__Written exercise__
Present the following data again exactly as it is shown.

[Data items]
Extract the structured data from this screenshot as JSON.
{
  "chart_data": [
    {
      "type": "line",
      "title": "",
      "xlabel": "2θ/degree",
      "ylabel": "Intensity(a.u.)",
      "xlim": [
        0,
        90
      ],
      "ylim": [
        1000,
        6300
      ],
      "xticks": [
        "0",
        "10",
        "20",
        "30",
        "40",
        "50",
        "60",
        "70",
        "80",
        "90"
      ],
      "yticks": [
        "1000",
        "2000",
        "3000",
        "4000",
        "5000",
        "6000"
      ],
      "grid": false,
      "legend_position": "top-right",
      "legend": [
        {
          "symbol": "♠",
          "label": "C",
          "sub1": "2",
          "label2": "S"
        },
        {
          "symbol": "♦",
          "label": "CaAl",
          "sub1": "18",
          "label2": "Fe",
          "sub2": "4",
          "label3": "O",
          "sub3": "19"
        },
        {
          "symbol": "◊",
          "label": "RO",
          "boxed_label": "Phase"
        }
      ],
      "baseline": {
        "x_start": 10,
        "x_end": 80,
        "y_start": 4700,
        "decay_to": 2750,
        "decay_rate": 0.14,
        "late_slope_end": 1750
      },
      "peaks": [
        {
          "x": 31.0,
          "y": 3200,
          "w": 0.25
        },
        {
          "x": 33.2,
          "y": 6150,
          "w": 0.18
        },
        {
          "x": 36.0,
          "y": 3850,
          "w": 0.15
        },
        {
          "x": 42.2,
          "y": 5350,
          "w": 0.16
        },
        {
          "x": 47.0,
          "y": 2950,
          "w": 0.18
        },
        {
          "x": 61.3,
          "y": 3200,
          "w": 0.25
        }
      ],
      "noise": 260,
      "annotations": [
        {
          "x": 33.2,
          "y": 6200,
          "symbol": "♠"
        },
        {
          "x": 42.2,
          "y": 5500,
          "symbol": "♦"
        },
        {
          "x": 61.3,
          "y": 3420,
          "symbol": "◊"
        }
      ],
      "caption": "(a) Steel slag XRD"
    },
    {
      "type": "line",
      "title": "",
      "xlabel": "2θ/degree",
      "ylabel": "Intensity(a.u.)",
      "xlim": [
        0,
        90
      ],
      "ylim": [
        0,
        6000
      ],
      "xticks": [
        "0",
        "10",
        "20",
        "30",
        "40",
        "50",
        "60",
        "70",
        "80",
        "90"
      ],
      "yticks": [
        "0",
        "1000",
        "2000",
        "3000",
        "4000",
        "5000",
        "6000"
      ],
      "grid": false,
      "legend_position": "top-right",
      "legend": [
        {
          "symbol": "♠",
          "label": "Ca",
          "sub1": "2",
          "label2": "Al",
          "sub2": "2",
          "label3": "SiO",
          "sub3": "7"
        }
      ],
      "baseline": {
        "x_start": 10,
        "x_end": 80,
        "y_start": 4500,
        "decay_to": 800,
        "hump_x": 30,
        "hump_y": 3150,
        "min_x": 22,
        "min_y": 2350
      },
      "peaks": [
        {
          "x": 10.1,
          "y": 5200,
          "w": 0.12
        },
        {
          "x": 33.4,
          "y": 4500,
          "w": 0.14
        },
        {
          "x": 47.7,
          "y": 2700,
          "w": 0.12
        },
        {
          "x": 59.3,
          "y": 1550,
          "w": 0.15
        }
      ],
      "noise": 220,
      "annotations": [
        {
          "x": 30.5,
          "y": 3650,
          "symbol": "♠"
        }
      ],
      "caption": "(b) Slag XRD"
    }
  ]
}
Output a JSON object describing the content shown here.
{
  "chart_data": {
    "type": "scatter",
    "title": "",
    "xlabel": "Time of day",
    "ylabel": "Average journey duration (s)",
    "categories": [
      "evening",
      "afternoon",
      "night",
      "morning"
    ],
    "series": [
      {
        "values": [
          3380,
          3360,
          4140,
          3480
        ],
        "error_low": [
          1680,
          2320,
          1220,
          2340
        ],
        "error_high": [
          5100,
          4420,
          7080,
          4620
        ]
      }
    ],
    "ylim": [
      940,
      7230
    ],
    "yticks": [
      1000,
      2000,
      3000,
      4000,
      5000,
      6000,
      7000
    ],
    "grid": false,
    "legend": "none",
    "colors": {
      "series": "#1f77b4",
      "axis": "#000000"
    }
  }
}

__Solution for this problem__
Extract the structured data from this screenshot as JSON.
{
  "chart_data": [
    {
      "type": "line",
      "title": "",
      "xlabel": "2θ/degree",
      "ylabel": "Intensity(a.u.)",
      "xlim": [
        0,
        90
      ],
      "ylim": [
        1000,
        6300
      ],
      "xticks": [
        "0",
        "10",
        "20",
        "30",
        "40",
        "50",
        "60",
        "70",
        "80",
        "90"
      ],
      "yticks": [
        "1000",
        "2000",
        "3000",
        "4000",
        "5000",
        "6000"
      ],
      "grid": false,
      "legend_position": "top-right",
      "legend": [
        {
          "symbol": "♠",
          "label": "C",
          "sub1": "2",
          "label2": "S"
        },
        {
          "symbol": "♦",
          "label": "CaAl",
          "sub1": "18",
          "label2": "Fe",
          "sub2": "4",
          "label3": "O",
          "sub3": "19"
        },
        {
          "symbol": "◊",
          "label": "RO",
          "boxed_label": "Phase"
        }
      ],
      "baseline": {
        "x_start": 10,
        "x_end": 80,
        "y_start": 4700,
        "decay_to": 2750,
        "decay_rate": 0.14,
        "late_slope_end": 1750
      },
      "peaks": [
        {
          "x": 31.0,
          "y": 3200,
          "w": 0.25
        },
        {
          "x": 33.2,
          "y": 6150,
          "w": 0.18
        },
        {
          "x": 36.0,
          "y": 3850,
          "w": 0.15
        },
        {
          "x": 42.2,
          "y": 5350,
          "w": 0.16
        },
        {
          "x": 47.0,
          "y": 2950,
          "w": 0.18
        },
        {
          "x": 61.3,
          "y": 3200,
          "w": 0.25
        }
      ],
      "noise": 260,
      "annotations": [
        {
          "x": 33.2,
          "y": 6200,
          "symbol": "♠"
        },
        {
          "x": 42.2,
          "y": 5500,
          "symbol": "♦"
        },
        {
          "x": 61.3,
          "y": 3420,
          "symbol": "◊"
        }
      ],
      "caption": "(a) Steel slag XRD"
    },
    {
      "type": "line",
      "title": "",
      "xlabel": "2θ/degree",
      "ylabel": "Intensity(a.u.)",
      "xlim": [
        0,
        90
      ],
      "ylim": [
        0,
        6000
      ],
      "xticks": [
        "0",
        "10",
        "20",
        "30",
        "40",
        "50",
        "60",
        "70",
        "80",
        "90"
      ],
      "yticks": [
        "0",
        "1000",
        "2000",
        "3000",
        "4000",
        "5000",
        "6000"
      ],
      "grid": false,
      "legend_position": "top-right",
      "legend": [
        {
          "symbol": "♠",
          "label": "Ca",
          "sub1": "2",
          "label2": "Al",
          "sub2": "2",
          "label3": "SiO",
          "sub3": "7"
        }
      ],
      "baseline": {
        "x_start": 10,
        "x_end": 80,
        "y_start": 4500,
        "decay_to": 800,
        "hump_x": 30,
        "hump_y": 3150,
        "min_x": 22,
        "min_y": 2350
      },
      "peaks": [
        {
          "x": 10.1,
          "y": 5200,
          "w": 0.12
        },
        {
          "x": 33.4,
          "y": 4500,
          "w": 0.14
        },
        {
          "x": 47.7,
          "y": 2700,
          "w": 0.12
        },
        {
          "x": 59.3,
          "y": 1550,
          "w": 0.15
        }
      ],
      "noise": 220,
      "annotations": [
        {
          "x": 30.5,
          "y": 3650,
          "symbol": "♠"
        }
      ],
      "caption": "(b) Slag XRD"
    }
  ]
}
Output a JSON object describing the content shown here.
{
  "chart_data": {
    "type": "scatter",
    "title": "",
    "xlabel": "Time of day",
    "ylabel": "Average journey duration (s)",
    "categories": [
      "evening",
      "afternoon",
      "night",
      "morning"
    ],
    "series": [
      {
        "values": [
          3380,
          3360,
          4140,
          3480
        ],
        "error_low": [
          1680,
          2320,
          1220,
          2340
        ],
        "error_high": [
          5100,
          4420,
          7080,
          4620
        ]
      }
    ],
    "ylim": [
      940,
      7230
    ],
    "yticks": [
      1000,
      2000,
      3000,
      4000,
      5000,
      6000,
      7000
    ],
    "grid": false,
    "legend": "none",
    "colors": {
      "series": "#1f77b4",
      "axis": "#000000"
    }
  }
}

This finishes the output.